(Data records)

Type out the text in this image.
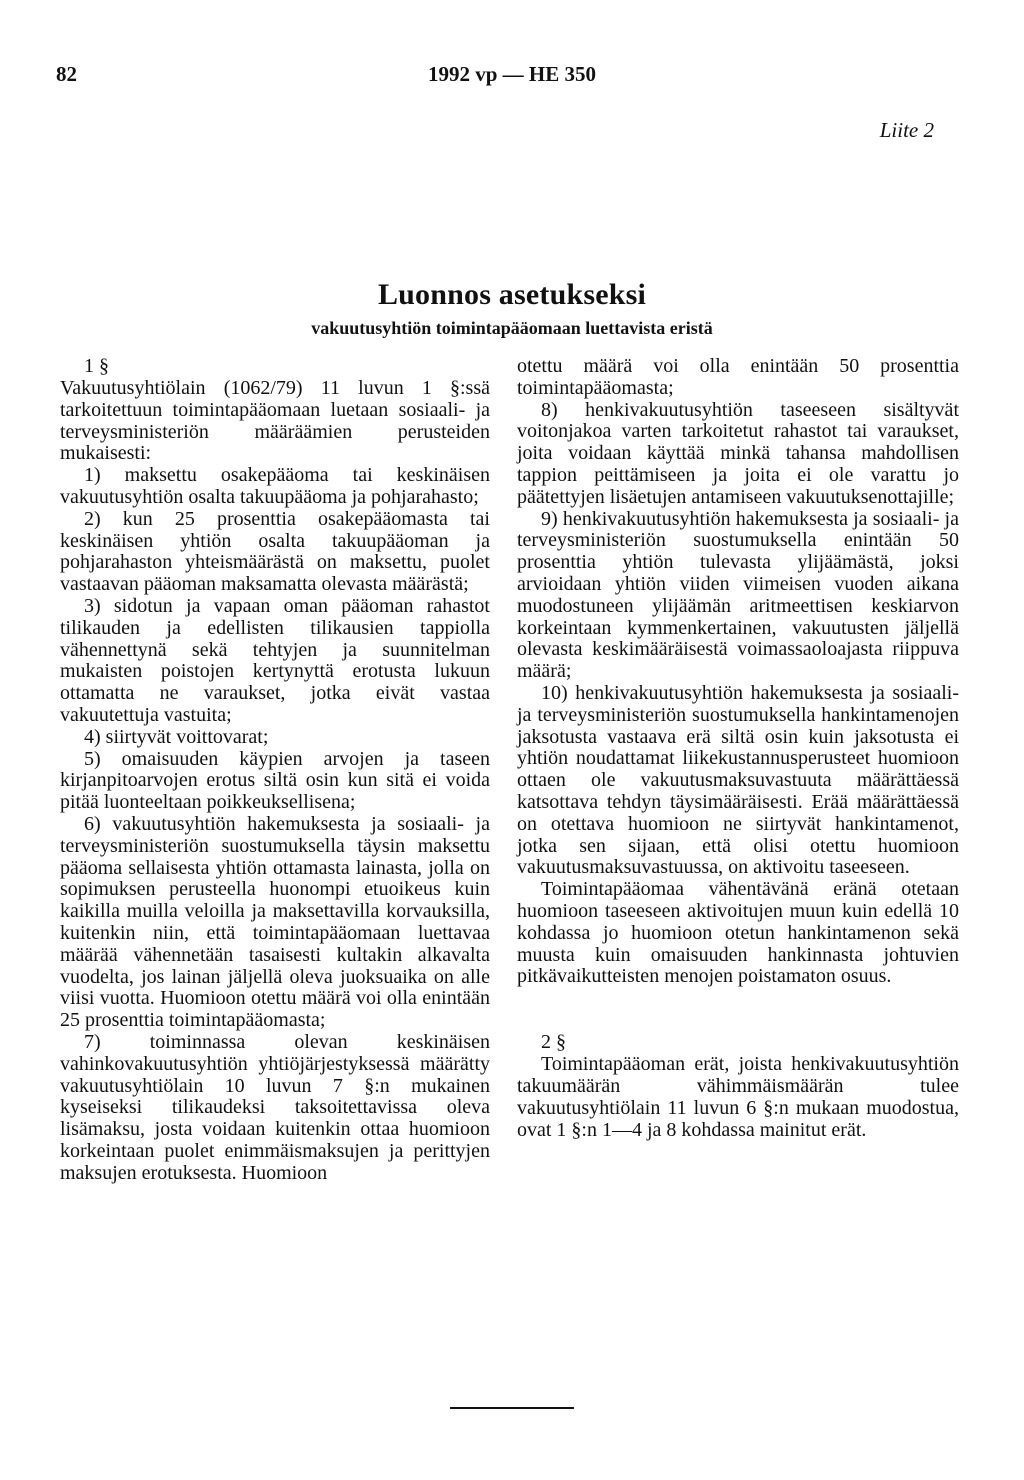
82	1992 vp — HE 350
Liite 2
Luonnos asetukseksi
vakuutusyhtiön toimintapääomaan luettavista eristä

1 §

Vakuutusyhtiölain (1062/79) 11 luvun 1 §:ssä tarkoitettuun toimintapääomaan luetaan sosiaali- ja terveysministeriön määräämien perusteiden mukaisesti:

1) maksettu osakepääoma tai keskinäisen vakuutusyhtiön osalta takuupääoma ja pohjarahasto;

2) kun 25 prosenttia osakepääomasta tai keskinäisen yhtiön osalta takuupääoman ja pohjarahaston yhteismäärästä on maksettu, puolet vastaavan pääoman maksamatta olevasta määrästä;

3) sidotun ja vapaan oman pääoman rahastot tilikauden ja edellisten tilikausien tappiolla vähennettynä sekä tehtyjen ja suunnitelman mukaisten poistojen kertynyttä erotusta lukuun ottamatta ne varaukset, jotka eivät vastaa vakuutettuja vastuita;

4) siirtyvät voittovarat;

5) omaisuuden käypien arvojen ja taseen kirjanpitoarvojen erotus siltä osin kun sitä ei voida pitää luonteeltaan poikkeuksellisena;

6) vakuutusyhtiön hakemuksesta ja sosiaali- ja terveysministeriön suostumuksella täysin maksettu pääoma sellaisesta yhtiön ottamasta lainasta, jolla on sopimuksen perusteella huonompi etuoikeus kuin kaikilla muilla veloilla ja maksettavilla korvauksilla, kuitenkin niin, että toimintapääomaan luettavaa määrää vähennetään tasaisesti kultakin alkavalta vuodelta, jos lainan jäljellä oleva juoksuaika on alle viisi vuotta. Huomioon otettu määrä voi olla enintään 25 prosenttia toimintapääomasta;

7) toiminnassa olevan keskinäisen vahinkovakuutusyhtiön yhtiöjärjestyksessä määrätty vakuutusyhtiölain 10 luvun 7 §:n mukainen kyseiseksi tilikaudeksi taksoitettavissa oleva lisämaksu, josta voidaan kuitenkin ottaa huomioon korkeintaan puolet enimmäismaksujen ja perittyjen maksujen erotuksesta. Huomioon

otettu määrä voi olla enintään 50 prosenttia toimintapääomasta;

8) henkivakuutusyhtiön taseeseen sisältyvät voitonjakoa varten tarkoitetut rahastot tai varaukset, joita voidaan käyttää minkä tahansa mahdollisen tappion peittämiseen ja joita ei ole varattu jo päätettyjen lisäetujen antamiseen vakuutuksenottajille;

9) henkivakuutusyhtiön hakemuksesta ja sosiaali- ja terveysministeriön suostumuksella enintään 50 prosenttia yhtiön tulevasta ylijäämästä, joksi arvioidaan yhtiön viiden viimeisen vuoden aikana muodostuneen ylijäämän aritmeettisen keskiarvon korkeintaan kymmenkertainen, vakuutusten jäljellä olevasta keskimääräisestä voimassaoloajasta riippuva määrä;

10) henkivakuutusyhtiön hakemuksesta ja sosiaali- ja terveysministeriön suostumuksella hankintamenojen jaksotusta vastaava erä siltä osin kuin jaksotusta ei yhtiön noudattamat liikekustannusperusteet huomioon ottaen ole vakuutusmaksuvastuuta määrättäessä katsottava tehdyn täysimääräisesti. Erää määrättäessä on otettava huomioon ne siirtyvät hankintamenot, jotka sen sijaan, että olisi otettu huomioon vakuutusmaksuvastuussa, on aktivoitu taseeseen.

Toimintapääomaa vähentävänä eränä otetaan huomioon taseeseen aktivoitujen muun kuin edellä 10 kohdassa jo huomioon otetun hankintamenon sekä muusta kuin omaisuuden hankinnasta johtuvien pitkävaikutteisten menojen poistamaton osuus.

2 §

Toimintapääoman erät, joista henkivakuutusyhtiön takuumäärän vähimmäismäärän tulee vakuutusyhtiölain 11 luvun 6 §:n mukaan muodostua, ovat 1 §:n 1—4 ja 8 kohdassa mainitut erät.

**Prompt**. Which lines include the word "henkivakuutusyhtiön"? Copy every one of them.

**Result of this exercise**.
8) henkivakuutusyhtiön taseeseen sisältyvät voitonjakoa varten tarkoitetut rahastot tai varaukset, joita voidaan käyttää minkä tahansa mahdollisen tappion peittämiseen ja joita ei ole varattu jo päätettyjen lisäetujen antamiseen vakuutuksenottajille;
9) henkivakuutusyhtiön hakemuksesta ja sosiaali- ja terveysministeriön suostumuksella enintään 50 prosenttia yhtiön tulevasta ylijäämästä, joksi arvioidaan yhtiön viiden viimeisen vuoden aikana muodostuneen ylijäämän aritmeettisen keskiarvon korkeintaan kymmenkertainen, vakuutusten jäljellä olevasta keskimääräisestä voimassaoloajasta riippuva määrä;
10) henkivakuutusyhtiön hakemuksesta ja sosiaali- ja terveysministeriön suostumuksella hankintamenojen jaksotusta vastaava erä siltä osin kuin jaksotusta ei yhtiön noudattamat liikekustannusperusteet huomioon ottaen ole vakuutusmaksuvastuuta määrättäessä katsottava tehdyn täysimääräisesti. Erää määrättäessä on otettava huomioon ne siirtyvät hankintamenot, jotka sen sijaan, että olisi otettu huomioon vakuutusmaksuvastuussa, on aktivoitu taseeseen.
Toimintapääoman erät, joista henkivakuutusyhtiön takuumäärän vähimmäismäärän tulee vakuutusyhtiölain 11 luvun 6 §:n mukaan muodostua, ovat 1 §:n 1—4 ja 8 kohdassa mainitut erät.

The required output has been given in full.